Task objective: From the entries provided below, copy each line that contains the word "icon".

Excerpted data:
>> Start
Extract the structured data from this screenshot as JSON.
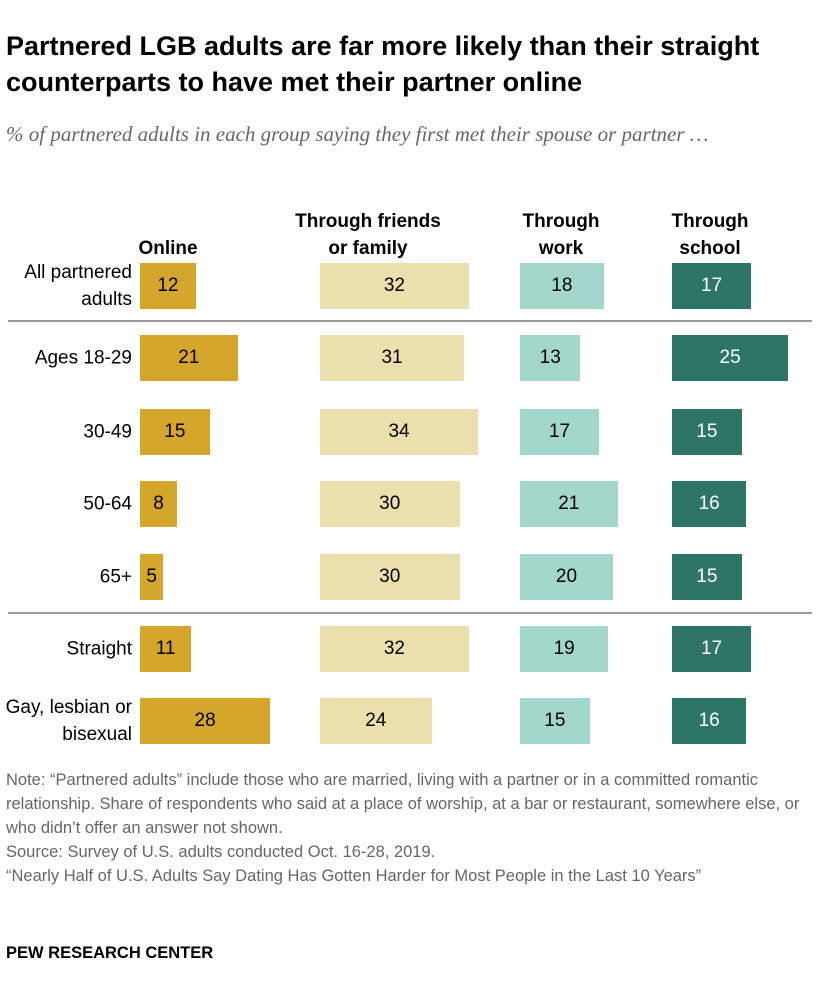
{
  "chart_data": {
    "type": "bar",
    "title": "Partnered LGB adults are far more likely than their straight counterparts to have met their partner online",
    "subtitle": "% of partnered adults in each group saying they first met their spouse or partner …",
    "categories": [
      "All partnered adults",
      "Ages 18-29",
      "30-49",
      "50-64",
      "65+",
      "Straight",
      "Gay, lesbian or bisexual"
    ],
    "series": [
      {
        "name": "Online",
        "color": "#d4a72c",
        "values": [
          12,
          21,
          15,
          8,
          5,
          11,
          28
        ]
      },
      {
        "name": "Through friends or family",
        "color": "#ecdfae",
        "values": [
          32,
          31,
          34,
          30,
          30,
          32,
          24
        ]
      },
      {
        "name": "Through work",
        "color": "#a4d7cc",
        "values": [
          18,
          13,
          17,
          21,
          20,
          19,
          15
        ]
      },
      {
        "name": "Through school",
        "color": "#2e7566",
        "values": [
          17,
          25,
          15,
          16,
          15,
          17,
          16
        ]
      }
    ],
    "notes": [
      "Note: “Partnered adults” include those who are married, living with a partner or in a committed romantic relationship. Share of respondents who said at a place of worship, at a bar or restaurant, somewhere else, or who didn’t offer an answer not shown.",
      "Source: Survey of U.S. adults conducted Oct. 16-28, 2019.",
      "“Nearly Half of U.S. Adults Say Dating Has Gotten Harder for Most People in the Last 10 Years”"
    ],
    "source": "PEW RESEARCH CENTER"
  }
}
>> End
>> Start
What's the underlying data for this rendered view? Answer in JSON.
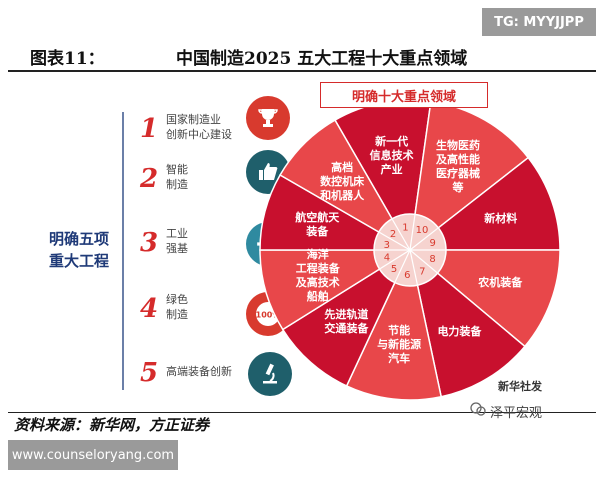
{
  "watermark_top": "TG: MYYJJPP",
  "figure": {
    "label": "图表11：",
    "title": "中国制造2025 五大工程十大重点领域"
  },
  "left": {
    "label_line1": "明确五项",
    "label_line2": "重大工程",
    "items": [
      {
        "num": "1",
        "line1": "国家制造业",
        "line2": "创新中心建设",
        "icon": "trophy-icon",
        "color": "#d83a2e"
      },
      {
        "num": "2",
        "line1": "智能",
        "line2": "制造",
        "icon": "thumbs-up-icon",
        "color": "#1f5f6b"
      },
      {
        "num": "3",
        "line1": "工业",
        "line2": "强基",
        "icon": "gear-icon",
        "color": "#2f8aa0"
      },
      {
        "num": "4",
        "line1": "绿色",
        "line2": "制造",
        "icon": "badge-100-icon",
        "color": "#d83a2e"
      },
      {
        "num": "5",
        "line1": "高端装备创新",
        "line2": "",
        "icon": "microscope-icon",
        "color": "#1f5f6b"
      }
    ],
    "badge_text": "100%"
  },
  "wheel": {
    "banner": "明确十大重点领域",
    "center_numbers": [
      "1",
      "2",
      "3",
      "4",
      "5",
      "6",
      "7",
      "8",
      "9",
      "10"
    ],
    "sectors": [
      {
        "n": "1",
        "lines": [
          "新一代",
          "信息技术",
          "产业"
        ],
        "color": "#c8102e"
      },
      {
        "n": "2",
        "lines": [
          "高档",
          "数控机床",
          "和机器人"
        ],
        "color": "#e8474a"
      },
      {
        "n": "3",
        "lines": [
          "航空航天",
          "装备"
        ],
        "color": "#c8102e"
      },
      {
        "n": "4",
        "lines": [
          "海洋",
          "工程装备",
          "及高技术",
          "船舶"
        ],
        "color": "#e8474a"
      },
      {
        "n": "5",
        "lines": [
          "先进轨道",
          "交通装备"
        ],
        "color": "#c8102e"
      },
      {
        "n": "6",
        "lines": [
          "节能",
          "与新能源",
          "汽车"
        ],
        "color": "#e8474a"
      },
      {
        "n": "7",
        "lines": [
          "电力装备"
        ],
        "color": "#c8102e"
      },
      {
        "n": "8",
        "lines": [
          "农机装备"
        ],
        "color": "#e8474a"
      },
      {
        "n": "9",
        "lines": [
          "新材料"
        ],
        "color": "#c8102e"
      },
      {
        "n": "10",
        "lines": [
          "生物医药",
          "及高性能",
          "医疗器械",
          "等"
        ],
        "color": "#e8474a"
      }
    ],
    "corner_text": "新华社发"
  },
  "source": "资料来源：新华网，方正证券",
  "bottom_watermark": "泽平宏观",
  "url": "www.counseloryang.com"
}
>> End
Task response:
        "icon": "trophy-icon",
        "icon": "thumbs-up-icon",
        "icon": "gear-icon",
        "icon": "badge-100-icon",
        "icon": "microscope-icon",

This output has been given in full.